Life’s Winding Path


 

By Laura Pizmoht

5/19/23

 

 

When I graduated from college, I thought I knew life’s path. Go to law school. Get a job. Get married. Have a family. You know the drill. And yes, I did all of those things, but as I look back on the path I took, it looks absolutely nothing like a straight line.  

When I first entered the workforce after law school, I felt compelled to earn as much money as I could to pay off my student loans, but then I had my first child and my husband and I decided to make the financial sacrifices necessary for me to stay home with our children until our youngest entered kindergarten. I figured I could practice law well into old age, so why miss out on this important time with my family? So that’s curve number one in my life path.

In the meantime, I picked up a running habit, ended up being weirdly good at it and won many local races including a marathon. I never saw that coming! Curve number two.

But navigating those curves, particularly deviating from my career path to stay home with my children, afforded me many opportunities that I couldn’t have pursued as a full-time working mom. I taught at my former law school.  I founded a popular women’s running website. I served on city council. Each of these opportunities was incredibly enriching and each taught me many skills and brought me important relationships that have contributed to my successes today.  Plus, as I wound my way through that twisty part of my life’s path, my children and I spent time together that we will forever cherish.

Once my youngest daughter began school, I figured my path would straighten out again. After my experience on city council, I realized I had a passion for public service, so, rather than going back on the corporate tax route, I enthusiastically joined a law firm that represented several area municipalities. It was a challenge being on a path that demanded I balance the needs of my family with a full-time career, but I was hitting my stride and making it work.

A couple of years down the path of my return to the practice of law, I approached another curve. I was offered a job to lead the civil division of the Ashtabula County Prosecutor’s office. This path came with a pay cut and a terrible commute, but the work was really exciting. One thing I knew for sure was that no matter where my path lead, I wanted to make the most of whatever opportunities I encountered along the way and this path felt like one on which I could make a real difference. I had to take it.

I had no idea that just a few months later, my path would take the sharpest turn imaginable. Shortly after I went down the county prosecutor path, the path where I expected to continue be a successful working mom, I didn’t just hit a fork in the road, it felt like my entire path crumbled before my eyes.

[Bounding box prediction data]
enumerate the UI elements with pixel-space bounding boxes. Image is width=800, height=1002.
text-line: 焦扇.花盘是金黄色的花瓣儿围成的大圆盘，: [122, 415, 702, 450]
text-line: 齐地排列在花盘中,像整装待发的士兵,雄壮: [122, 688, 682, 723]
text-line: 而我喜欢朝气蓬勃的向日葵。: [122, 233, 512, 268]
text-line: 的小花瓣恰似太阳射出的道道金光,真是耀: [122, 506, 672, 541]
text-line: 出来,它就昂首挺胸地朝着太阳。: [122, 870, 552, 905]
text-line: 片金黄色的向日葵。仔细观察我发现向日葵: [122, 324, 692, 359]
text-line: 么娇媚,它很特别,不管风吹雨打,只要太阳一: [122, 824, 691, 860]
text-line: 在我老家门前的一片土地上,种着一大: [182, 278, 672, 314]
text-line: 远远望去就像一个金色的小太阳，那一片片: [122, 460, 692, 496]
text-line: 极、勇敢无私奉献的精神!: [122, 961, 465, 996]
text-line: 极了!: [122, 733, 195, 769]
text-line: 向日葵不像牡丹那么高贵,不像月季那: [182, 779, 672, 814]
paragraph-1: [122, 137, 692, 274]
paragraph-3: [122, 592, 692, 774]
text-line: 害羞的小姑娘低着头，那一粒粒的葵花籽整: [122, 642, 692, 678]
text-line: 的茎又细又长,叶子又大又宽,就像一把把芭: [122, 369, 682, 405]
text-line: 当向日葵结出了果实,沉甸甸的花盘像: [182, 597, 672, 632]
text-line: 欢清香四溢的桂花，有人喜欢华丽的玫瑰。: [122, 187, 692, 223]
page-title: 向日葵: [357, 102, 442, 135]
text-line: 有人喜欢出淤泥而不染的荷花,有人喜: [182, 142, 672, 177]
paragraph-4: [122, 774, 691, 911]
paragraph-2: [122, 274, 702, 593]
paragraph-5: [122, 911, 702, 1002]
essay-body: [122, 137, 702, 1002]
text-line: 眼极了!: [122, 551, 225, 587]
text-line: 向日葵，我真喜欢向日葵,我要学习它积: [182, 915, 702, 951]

--- EXERCISES ---
1. From the essay on life's winding path, list the steps the author expected to follow after graduating from college.
2. Pick up the essay on life's winding path after its final sentence and continue it.

--- TASK-BY-TASK OUTPUTS ---
1.
Go to law school
Get a job
Get married
Have a family

2.
In August of 2021, I was diagnosed with an aggressive, advanced and rare form of cancer called leiomyosarcoma.

Needless to say, this diagnosis came as an incredible shock: How could that happen to me? I was relatively young, I ate healthy, I ran marathons for goodness sake?! Dying young, leaving my children motherless, no way this was how my life’s journey could possible end! Was this the end of my path?

In those first weeks of grappling with my new reality, I struggled to see a way forward. I was terrified that my path would abruptly stop. Then, one day I was receiving a chemo infusion at the hospital and the hospital chaplain, Sally, sat down next to me. We began talking and after a few minutes I finally felt comfortable enough to tell her what was really on my mind. “Sally, I just don’t know how much time I have left”, I said through tears. Sally didn’t miss a beat and said, “Laura, none of us does”.

Now I don’t tell you this to depress you! I tell you this because in that moment I realized that, 1) I’m not alone, but 2) I thought my meandering life’s path with all its twists and turns existed solely to get me to some as yet understood destination.

But when Sally reminded me that none of us knows how much time we have left, that none of us knows what that final stop on our journey looks like, I realized our paths are not about that final stop at all.

Every twist, fork and curve on our path is both an adventure and an opportunity: to do; to grow; to love. It doesn’t matter what shape the path is. It doesn’t matter how long the path is.  What matters is what we experience, what we do, and what we share along the way. So as you set off on the next part of your journey, may you savor every step and every opportunity that you encounter along your winding life’s path.